1.覚醒剤などの薬物を使うと身体に何が起きるのか
薬物依存の発症要因は、薬物乱用による脳内神経系の異常であり、乱用する薬物によって受容体が多少異なるものの、基本的には脳内報酬系と呼ばれる中枢の腹側被蓋野から辺縁系、特に側坐核に至るA10神経系に共通して異常が生じるとされる。このA10神経が刺激されると神経伝達物質であるドーパミンが分泌され、快情動が生じる。覚醒剤やコカインなどの興奮を引き起こす薬物(中枢神経興奮系)は、それ自体がドーパミンと同じ働きをするだけでなく、神経末端にあるドーパミントランスポーターにも作用し、ドーパミンの再取り込みを阻害することによってさらなる快情動を生じさせる。
しかし、長期にわたる薬物乱用は、脳内のドーパミンの生産量を低下させるだけでなく、神経伝達物質そのものも変化させる。不安や抑うつが収まらなくなり、その不安から逃れ、快感に浸るためにますます薬物乱用にしがみつくようになる。
覚醒剤の乱用は、脳の神経細胞に障害が出ると考えられている。覚醒剤が作り出す活性酸素により、神経細胞を構成している細胞体や軸索が萎縮・消滅し、思考や感情が障害されて幻聴や被害妄想などが出現する。これがさらにひどくなると、覚醒剤をやめても慢性的な幻覚・妄想が続き、無気力状態に至る。
+ + + + + + +
取り組み課題
1. 薬物と脳についての文章にある「このA10神経が刺激されると神経伝達物質であるドーパミンが分泌され、快情動が生じる。」という一文を英語に訳してください。
2. 薬物と脳についての文章の最後の文に続く部分を書いてください。

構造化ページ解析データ
+ + + + + + +
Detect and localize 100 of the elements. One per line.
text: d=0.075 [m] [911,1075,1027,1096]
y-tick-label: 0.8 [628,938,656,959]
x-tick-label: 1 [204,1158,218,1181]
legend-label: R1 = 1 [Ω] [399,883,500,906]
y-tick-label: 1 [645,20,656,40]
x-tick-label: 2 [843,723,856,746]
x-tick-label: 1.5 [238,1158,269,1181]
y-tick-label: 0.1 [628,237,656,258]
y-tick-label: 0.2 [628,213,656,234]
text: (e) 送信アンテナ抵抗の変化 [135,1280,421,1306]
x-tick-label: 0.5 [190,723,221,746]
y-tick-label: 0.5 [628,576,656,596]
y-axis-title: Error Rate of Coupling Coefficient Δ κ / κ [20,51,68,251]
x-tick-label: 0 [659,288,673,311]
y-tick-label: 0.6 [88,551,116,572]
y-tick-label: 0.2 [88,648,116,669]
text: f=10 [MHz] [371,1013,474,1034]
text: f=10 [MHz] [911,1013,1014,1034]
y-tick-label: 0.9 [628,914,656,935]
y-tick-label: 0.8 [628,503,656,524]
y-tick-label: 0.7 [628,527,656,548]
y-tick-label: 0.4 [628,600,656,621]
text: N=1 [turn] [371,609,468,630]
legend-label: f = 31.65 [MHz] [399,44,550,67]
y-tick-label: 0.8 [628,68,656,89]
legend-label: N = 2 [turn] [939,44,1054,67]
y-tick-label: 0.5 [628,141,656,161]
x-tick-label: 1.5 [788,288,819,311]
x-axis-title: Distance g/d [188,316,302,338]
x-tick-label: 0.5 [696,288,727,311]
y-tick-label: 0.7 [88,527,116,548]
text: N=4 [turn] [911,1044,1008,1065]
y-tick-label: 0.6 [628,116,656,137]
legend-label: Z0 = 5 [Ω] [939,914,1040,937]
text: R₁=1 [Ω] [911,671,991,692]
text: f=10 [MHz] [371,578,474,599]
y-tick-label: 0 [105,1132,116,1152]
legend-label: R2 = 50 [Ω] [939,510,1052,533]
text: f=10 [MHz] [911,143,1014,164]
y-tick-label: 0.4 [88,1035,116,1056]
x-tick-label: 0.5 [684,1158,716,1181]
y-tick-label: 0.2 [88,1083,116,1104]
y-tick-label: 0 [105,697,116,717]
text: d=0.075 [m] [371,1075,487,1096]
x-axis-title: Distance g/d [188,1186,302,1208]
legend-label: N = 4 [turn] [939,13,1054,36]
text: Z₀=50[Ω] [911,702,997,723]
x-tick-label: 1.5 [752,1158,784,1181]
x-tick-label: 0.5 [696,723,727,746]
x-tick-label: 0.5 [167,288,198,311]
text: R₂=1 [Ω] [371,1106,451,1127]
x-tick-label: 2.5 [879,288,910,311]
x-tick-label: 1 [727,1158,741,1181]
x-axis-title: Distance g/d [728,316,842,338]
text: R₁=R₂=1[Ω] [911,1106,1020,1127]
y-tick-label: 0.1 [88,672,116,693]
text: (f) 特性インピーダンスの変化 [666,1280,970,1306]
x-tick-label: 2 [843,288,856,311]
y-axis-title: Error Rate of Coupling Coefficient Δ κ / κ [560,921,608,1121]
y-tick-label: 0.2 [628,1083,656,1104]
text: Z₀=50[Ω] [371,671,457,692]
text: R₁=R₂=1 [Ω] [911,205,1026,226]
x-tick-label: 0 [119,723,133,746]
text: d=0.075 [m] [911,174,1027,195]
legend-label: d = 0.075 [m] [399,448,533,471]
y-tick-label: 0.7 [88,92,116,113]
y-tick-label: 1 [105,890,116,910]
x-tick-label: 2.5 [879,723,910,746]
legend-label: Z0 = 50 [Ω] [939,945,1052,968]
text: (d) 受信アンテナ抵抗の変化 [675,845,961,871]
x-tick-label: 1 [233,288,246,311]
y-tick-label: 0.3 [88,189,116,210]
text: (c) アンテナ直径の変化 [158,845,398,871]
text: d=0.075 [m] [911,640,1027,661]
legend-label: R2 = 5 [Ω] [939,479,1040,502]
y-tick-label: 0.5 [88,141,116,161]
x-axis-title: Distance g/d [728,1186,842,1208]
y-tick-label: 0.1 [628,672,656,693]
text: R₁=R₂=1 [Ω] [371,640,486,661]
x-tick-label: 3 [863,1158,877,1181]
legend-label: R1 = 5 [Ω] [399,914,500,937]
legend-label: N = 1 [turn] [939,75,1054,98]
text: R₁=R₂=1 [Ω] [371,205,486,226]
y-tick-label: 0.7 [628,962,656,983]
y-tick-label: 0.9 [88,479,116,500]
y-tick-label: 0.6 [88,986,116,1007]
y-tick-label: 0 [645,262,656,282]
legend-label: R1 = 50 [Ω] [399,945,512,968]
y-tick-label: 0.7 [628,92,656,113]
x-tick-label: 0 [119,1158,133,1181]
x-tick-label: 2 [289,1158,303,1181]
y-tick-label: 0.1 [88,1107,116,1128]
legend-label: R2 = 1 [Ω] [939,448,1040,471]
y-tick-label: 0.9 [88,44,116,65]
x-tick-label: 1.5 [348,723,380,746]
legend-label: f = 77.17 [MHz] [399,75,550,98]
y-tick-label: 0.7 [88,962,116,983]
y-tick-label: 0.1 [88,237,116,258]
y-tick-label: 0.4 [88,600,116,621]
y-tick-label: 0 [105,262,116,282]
+ + + + + + +
課題の解答
1. When this A10 nerve is stimulated, the neurotransmitter dopamine is released, and pleasurable emotions arise.

2.
2.薬物使用の古典的分類
(1)現実逃避型
無力感や劣等感に囚われ、覚醒剤による払しょくを図ろうとする。家庭、学校、職場などで無力感や抑うつ気分に悩まされ、覚醒剤によってそうした自分から逃れ、現実を消し去ろうとする。
(2)愛情欲求不満型
両親に対する根深い愛情欲求不満や家族葛藤を背景に、覚醒剤に逃げ場を求める。長年に渡る家族葛藤や親に愛されていないことへの不満をつのらせ、薬物の繋がりを拠り所としようとする。
3.覚醒剤などの薬物を使う意味
アルコール依存症の人とは異なり覚醒剤などの薬物を使う人は、不安定な子ども時代を送り、自己処方(self-medication)として薬物を用いようとする。多くの場合、親などの養育者との葛藤や抑うつが薬物乱用の引き金になる。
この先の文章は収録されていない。